#### [Your task]
Write out each entry again. Keep every word exactly as it is.

#### [Dataset entries]

• • •

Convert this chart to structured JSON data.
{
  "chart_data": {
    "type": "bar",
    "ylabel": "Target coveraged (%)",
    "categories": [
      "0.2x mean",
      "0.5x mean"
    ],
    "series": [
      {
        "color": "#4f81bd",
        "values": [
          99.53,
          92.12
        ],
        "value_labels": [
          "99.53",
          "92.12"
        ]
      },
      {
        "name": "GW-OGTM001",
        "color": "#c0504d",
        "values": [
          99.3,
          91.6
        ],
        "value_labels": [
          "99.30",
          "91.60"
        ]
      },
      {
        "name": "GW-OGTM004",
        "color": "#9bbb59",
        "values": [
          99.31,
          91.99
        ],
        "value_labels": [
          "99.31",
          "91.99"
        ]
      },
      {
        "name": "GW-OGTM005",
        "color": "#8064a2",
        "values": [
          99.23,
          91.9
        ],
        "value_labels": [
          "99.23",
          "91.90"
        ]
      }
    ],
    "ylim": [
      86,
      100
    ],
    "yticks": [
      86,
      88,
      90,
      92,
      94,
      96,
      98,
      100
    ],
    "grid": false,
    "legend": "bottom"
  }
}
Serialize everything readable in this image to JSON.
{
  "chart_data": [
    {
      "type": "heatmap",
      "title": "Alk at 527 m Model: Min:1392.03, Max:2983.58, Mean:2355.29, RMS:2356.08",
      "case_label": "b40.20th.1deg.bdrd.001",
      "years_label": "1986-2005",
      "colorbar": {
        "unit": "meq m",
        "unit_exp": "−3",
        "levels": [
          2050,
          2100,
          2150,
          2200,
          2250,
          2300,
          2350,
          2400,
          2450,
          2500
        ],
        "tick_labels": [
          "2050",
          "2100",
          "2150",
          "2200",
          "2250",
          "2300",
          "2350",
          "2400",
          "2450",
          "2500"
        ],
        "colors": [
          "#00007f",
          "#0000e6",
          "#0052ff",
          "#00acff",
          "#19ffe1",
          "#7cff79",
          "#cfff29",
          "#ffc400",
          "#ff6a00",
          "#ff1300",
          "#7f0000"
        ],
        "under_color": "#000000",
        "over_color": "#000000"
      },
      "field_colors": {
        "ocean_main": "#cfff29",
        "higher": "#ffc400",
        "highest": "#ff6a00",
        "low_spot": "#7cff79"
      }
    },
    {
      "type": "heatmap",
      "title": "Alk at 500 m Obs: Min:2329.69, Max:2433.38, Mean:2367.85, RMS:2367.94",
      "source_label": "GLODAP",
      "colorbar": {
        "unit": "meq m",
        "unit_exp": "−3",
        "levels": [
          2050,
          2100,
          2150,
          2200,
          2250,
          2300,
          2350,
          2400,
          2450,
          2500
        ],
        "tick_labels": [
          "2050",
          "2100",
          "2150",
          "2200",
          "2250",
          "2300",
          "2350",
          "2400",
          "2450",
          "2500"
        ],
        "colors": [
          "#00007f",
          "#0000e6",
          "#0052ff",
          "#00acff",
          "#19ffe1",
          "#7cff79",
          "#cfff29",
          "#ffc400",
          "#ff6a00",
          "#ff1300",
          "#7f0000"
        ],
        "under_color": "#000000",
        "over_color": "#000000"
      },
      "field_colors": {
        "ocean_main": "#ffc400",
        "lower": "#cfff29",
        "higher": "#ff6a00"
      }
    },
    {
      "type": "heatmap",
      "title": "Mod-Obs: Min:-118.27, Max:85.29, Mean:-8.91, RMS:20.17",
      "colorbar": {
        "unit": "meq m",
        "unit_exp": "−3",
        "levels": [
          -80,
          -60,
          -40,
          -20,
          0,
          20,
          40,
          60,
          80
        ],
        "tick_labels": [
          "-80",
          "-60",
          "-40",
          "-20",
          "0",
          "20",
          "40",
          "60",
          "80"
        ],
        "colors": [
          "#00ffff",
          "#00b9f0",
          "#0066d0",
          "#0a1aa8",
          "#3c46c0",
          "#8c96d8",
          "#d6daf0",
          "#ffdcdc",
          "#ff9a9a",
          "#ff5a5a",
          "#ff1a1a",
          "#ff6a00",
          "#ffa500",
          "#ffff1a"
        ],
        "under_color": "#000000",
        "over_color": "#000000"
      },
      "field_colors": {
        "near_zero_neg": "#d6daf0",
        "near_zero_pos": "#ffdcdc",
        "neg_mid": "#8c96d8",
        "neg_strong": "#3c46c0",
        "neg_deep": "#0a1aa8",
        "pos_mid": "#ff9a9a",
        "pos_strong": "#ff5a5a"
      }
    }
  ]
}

• • •

#### [Response]
Convert this chart to structured JSON data.
{
  "chart_data": {
    "type": "bar",
    "ylabel": "Target coveraged (%)",
    "categories": [
      "0.2x mean",
      "0.5x mean"
    ],
    "series": [
      {
        "color": "#4f81bd",
        "values": [
          99.53,
          92.12
        ],
        "value_labels": [
          "99.53",
          "92.12"
        ]
      },
      {
        "name": "GW-OGTM001",
        "color": "#c0504d",
        "values": [
          99.3,
          91.6
        ],
        "value_labels": [
          "99.30",
          "91.60"
        ]
      },
      {
        "name": "GW-OGTM004",
        "color": "#9bbb59",
        "values": [
          99.31,
          91.99
        ],
        "value_labels": [
          "99.31",
          "91.99"
        ]
      },
      {
        "name": "GW-OGTM005",
        "color": "#8064a2",
        "values": [
          99.23,
          91.9
        ],
        "value_labels": [
          "99.23",
          "91.90"
        ]
      }
    ],
    "ylim": [
      86,
      100
    ],
    "yticks": [
      86,
      88,
      90,
      92,
      94,
      96,
      98,
      100
    ],
    "grid": false,
    "legend": "bottom"
  }
}
Serialize everything readable in this image to JSON.
{
  "chart_data": [
    {
      "type": "heatmap",
      "title": "Alk at 527 m Model: Min:1392.03, Max:2983.58, Mean:2355.29, RMS:2356.08",
      "case_label": "b40.20th.1deg.bdrd.001",
      "years_label": "1986-2005",
      "colorbar": {
        "unit": "meq m",
        "unit_exp": "−3",
        "levels": [
          2050,
          2100,
          2150,
          2200,
          2250,
          2300,
          2350,
          2400,
          2450,
          2500
        ],
        "tick_labels": [
          "2050",
          "2100",
          "2150",
          "2200",
          "2250",
          "2300",
          "2350",
          "2400",
          "2450",
          "2500"
        ],
        "colors": [
          "#00007f",
          "#0000e6",
          "#0052ff",
          "#00acff",
          "#19ffe1",
          "#7cff79",
          "#cfff29",
          "#ffc400",
          "#ff6a00",
          "#ff1300",
          "#7f0000"
        ],
        "under_color": "#000000",
        "over_color": "#000000"
      },
      "field_colors": {
        "ocean_main": "#cfff29",
        "higher": "#ffc400",
        "highest": "#ff6a00",
        "low_spot": "#7cff79"
      }
    },
    {
      "type": "heatmap",
      "title": "Alk at 500 m Obs: Min:2329.69, Max:2433.38, Mean:2367.85, RMS:2367.94",
      "source_label": "GLODAP",
      "colorbar": {
        "unit": "meq m",
        "unit_exp": "−3",
        "levels": [
          2050,
          2100,
          2150,
          2200,
          2250,
          2300,
          2350,
          2400,
          2450,
          2500
        ],
        "tick_labels": [
          "2050",
          "2100",
          "2150",
          "2200",
          "2250",
          "2300",
          "2350",
          "2400",
          "2450",
          "2500"
        ],
        "colors": [
          "#00007f",
          "#0000e6",
          "#0052ff",
          "#00acff",
          "#19ffe1",
          "#7cff79",
          "#cfff29",
          "#ffc400",
          "#ff6a00",
          "#ff1300",
          "#7f0000"
        ],
        "under_color": "#000000",
        "over_color": "#000000"
      },
      "field_colors": {
        "ocean_main": "#ffc400",
        "lower": "#cfff29",
        "higher": "#ff6a00"
      }
    },
    {
      "type": "heatmap",
      "title": "Mod-Obs: Min:-118.27, Max:85.29, Mean:-8.91, RMS:20.17",
      "colorbar": {
        "unit": "meq m",
        "unit_exp": "−3",
        "levels": [
          -80,
          -60,
          -40,
          -20,
          0,
          20,
          40,
          60,
          80
        ],
        "tick_labels": [
          "-80",
          "-60",
          "-40",
          "-20",
          "0",
          "20",
          "40",
          "60",
          "80"
        ],
        "colors": [
          "#00ffff",
          "#00b9f0",
          "#0066d0",
          "#0a1aa8",
          "#3c46c0",
          "#8c96d8",
          "#d6daf0",
          "#ffdcdc",
          "#ff9a9a",
          "#ff5a5a",
          "#ff1a1a",
          "#ff6a00",
          "#ffa500",
          "#ffff1a"
        ],
        "under_color": "#000000",
        "over_color": "#000000"
      },
      "field_colors": {
        "near_zero_neg": "#d6daf0",
        "near_zero_pos": "#ffdcdc",
        "neg_mid": "#8c96d8",
        "neg_strong": "#3c46c0",
        "neg_deep": "#0a1aa8",
        "pos_mid": "#ff9a9a",
        "pos_strong": "#ff5a5a"
      }
    }
  ]
}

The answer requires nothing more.